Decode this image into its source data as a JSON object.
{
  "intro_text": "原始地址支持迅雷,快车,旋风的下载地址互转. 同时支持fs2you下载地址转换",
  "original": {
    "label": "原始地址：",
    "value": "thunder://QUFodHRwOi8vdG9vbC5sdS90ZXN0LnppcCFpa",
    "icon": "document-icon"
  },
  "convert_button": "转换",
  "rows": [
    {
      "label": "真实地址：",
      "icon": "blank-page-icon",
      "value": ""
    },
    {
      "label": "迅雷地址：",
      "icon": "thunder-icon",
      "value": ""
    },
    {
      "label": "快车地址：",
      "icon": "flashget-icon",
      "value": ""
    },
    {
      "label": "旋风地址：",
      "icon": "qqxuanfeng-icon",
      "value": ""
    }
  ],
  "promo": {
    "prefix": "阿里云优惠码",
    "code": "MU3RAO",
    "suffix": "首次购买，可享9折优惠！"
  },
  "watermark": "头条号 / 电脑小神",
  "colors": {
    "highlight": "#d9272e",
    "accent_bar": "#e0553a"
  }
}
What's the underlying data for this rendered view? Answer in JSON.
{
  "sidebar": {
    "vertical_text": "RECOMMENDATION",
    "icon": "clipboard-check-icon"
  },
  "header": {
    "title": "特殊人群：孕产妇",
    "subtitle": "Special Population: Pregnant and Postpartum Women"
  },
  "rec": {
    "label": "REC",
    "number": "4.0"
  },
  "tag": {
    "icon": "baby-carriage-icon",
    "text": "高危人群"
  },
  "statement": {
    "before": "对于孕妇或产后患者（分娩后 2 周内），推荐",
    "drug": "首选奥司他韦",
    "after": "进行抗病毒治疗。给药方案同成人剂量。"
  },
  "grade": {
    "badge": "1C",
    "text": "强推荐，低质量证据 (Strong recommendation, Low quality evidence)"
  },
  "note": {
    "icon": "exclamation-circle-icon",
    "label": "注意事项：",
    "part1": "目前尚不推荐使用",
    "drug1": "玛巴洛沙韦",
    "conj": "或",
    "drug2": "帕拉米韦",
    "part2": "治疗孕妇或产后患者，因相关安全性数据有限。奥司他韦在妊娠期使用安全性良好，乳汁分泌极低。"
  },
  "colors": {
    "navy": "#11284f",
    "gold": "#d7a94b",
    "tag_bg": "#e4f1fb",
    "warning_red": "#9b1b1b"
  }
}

* [OBJECTIVE]: What is the number of lines in these records that contain "data"? Reply with the number only.

* [THE RESULT]: 2